WHAT THIS TASK INVOLVES: Examine the records and identify each line that includes the string "first". Copy those lines.

--------------------

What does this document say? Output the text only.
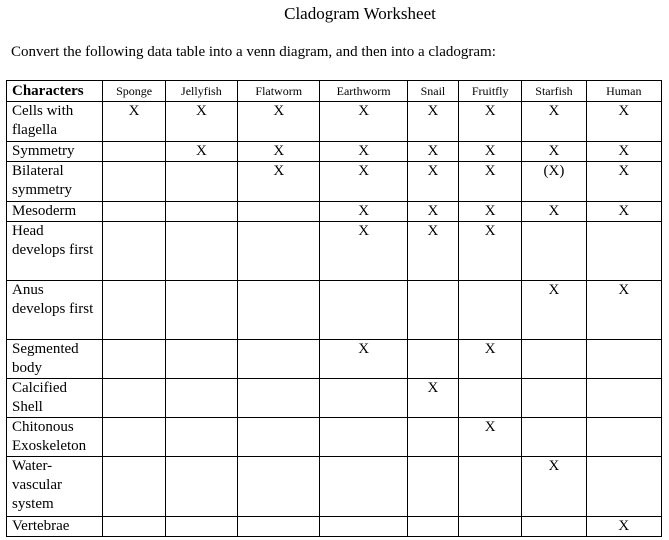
Cladogram Worksheet
Convert the following data table into a venn diagram, and then into a cladogram:
Characters	Sponge	Jellyfish	Flatworm	Earthworm	Snail	Fruitfly	Starfish	Human
Cells with flagella	X	X	X	X	X	X	X	X
Symmetry		X	X	X	X	X	X	X
Bilateral symmetry			X	X	X	X	(X)	X
Mesoderm				X	X	X	X	X
Head develops first				X	X	X		
Anus develops first							X	X
Segmented body				X		X		
Calcified Shell					X			
Chitonous Exoskeleton						X		
Water-vascular system							X	
Vertebrae								X
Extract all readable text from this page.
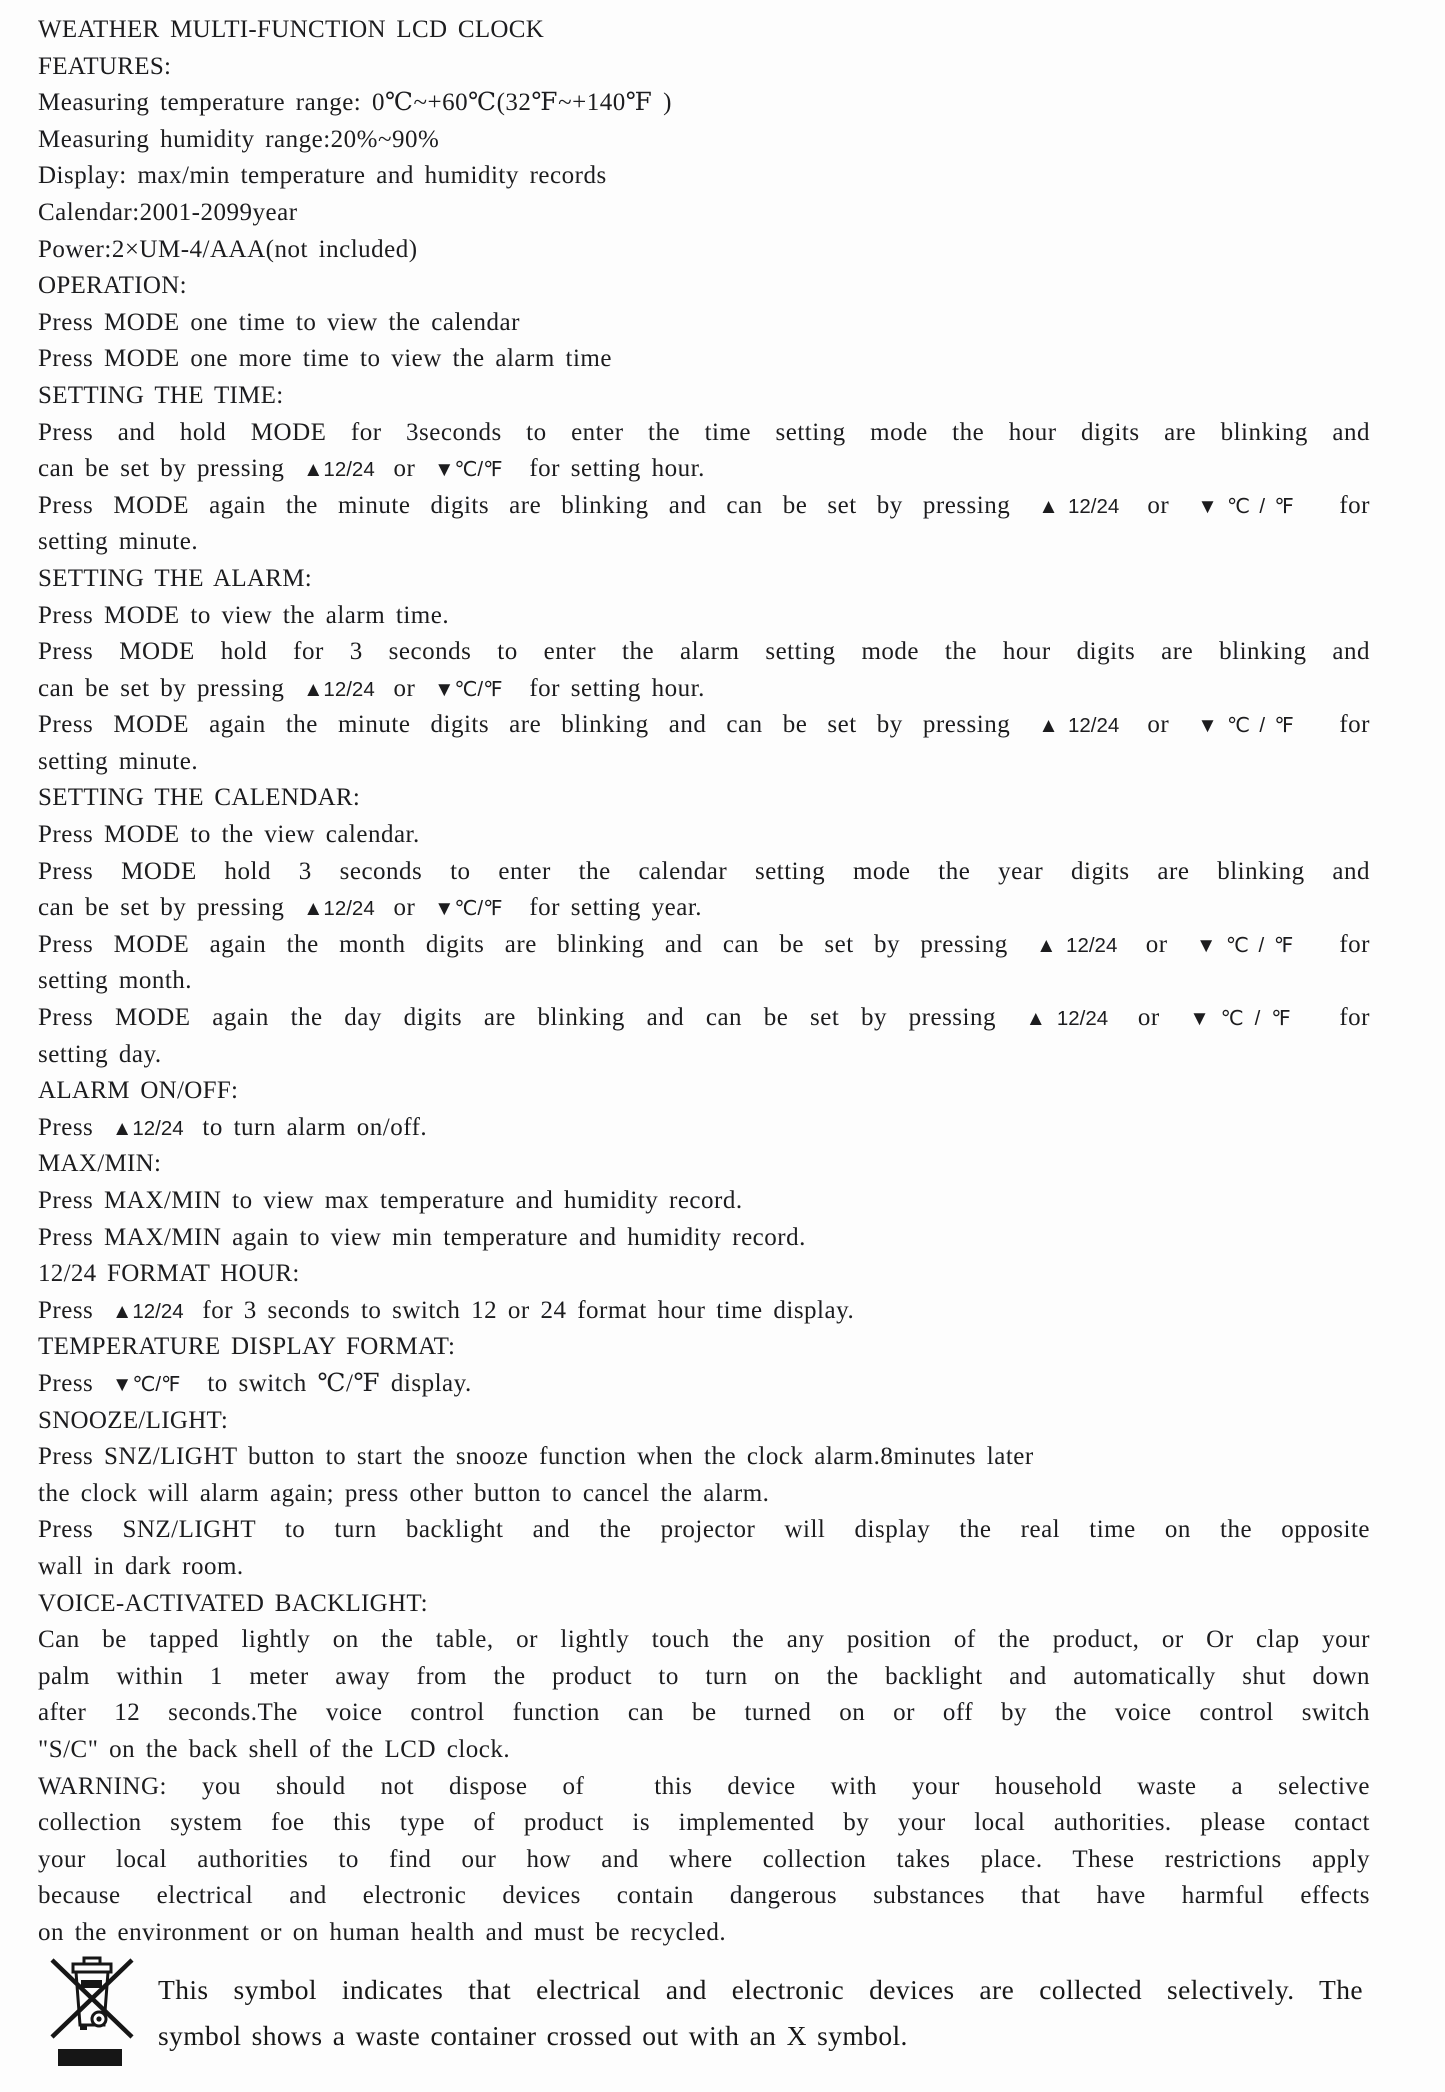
WEATHER MULTI-FUNCTION LCD CLOCK
FEATURES:
Measuring temperature range: 0℃~+60℃(32℉~+140℉ )
Measuring humidity range:20%~90%
Display: max/min temperature and humidity records
Calendar:2001-2099year
Power:2×UM-4/AAA(not included)
OPERATION:
Press MODE one time to view the calendar
Press MODE one more time to view the alarm time
SETTING THE TIME:
Press and hold MODE for 3seconds to enter the time setting mode the hour digits are blinking and
can be set by pressing ▲12/24 or ▼℃/℉ for setting hour.
Press MODE again the minute digits are blinking and can be set by pressing ▲12/24 or ▼℃/℉ for
setting minute.
SETTING THE ALARM:
Press MODE to view the alarm time.
Press MODE hold for 3 seconds to enter the alarm setting mode the hour digits are blinking and
can be set by pressing ▲12/24 or ▼℃/℉ for setting hour.
Press MODE again the minute digits are blinking and can be set by pressing ▲12/24 or ▼℃/℉ for
setting minute.
SETTING THE CALENDAR:
Press MODE to the view calendar.
Press MODE hold 3 seconds to enter the calendar setting mode the year digits are blinking and
can be set by pressing ▲12/24 or ▼℃/℉ for setting year.
Press MODE again the month digits are blinking and can be set by pressing ▲12/24 or ▼℃/℉ for
setting month.
Press MODE again the day digits are blinking and can be set by pressing ▲12/24 or ▼℃/℉ for
setting day.
ALARM ON/OFF:
Press ▲12/24 to turn alarm on/off.
MAX/MIN:
Press MAX/MIN to view max temperature and humidity record.
Press MAX/MIN again to view min temperature and humidity record.
12/24 FORMAT HOUR:
Press ▲12/24 for 3 seconds to switch 12 or 24 format hour time display.
TEMPERATURE DISPLAY FORMAT:
Press ▼℃/℉ to switch ℃/℉ display.
SNOOZE/LIGHT:
Press SNZ/LIGHT button to start the snooze function when the clock alarm.8minutes later
the clock will alarm again; press other button to cancel the alarm.
Press SNZ/LIGHT to turn backlight and the projector will display the real time on the opposite
wall in dark room.
VOICE-ACTIVATED BACKLIGHT:
Can be tapped lightly on the table, or lightly touch the any position of the product, or Or clap your
palm within 1 meter away from the product to turn on the backlight and automatically shut down
after 12 seconds.The voice control function can be turned on or off by the voice control switch
"S/C" on the back shell of the LCD clock.
WARNING: you should not dispose of  this device with your household waste a selective
collection system foe this type of product is implemented by your local authorities. please contact
your local authorities to find our how and where collection takes place. These restrictions apply
because electrical and electronic devices contain dangerous substances that have harmful effects
on the environment or on human health and must be recycled.
This symbol indicates that electrical and electronic devices are collected selectively. The
symbol shows a waste container crossed out with an X symbol.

--------------------

TASK RESPONSE:
Head develops first				X	X	X		
Anus develops first							X	X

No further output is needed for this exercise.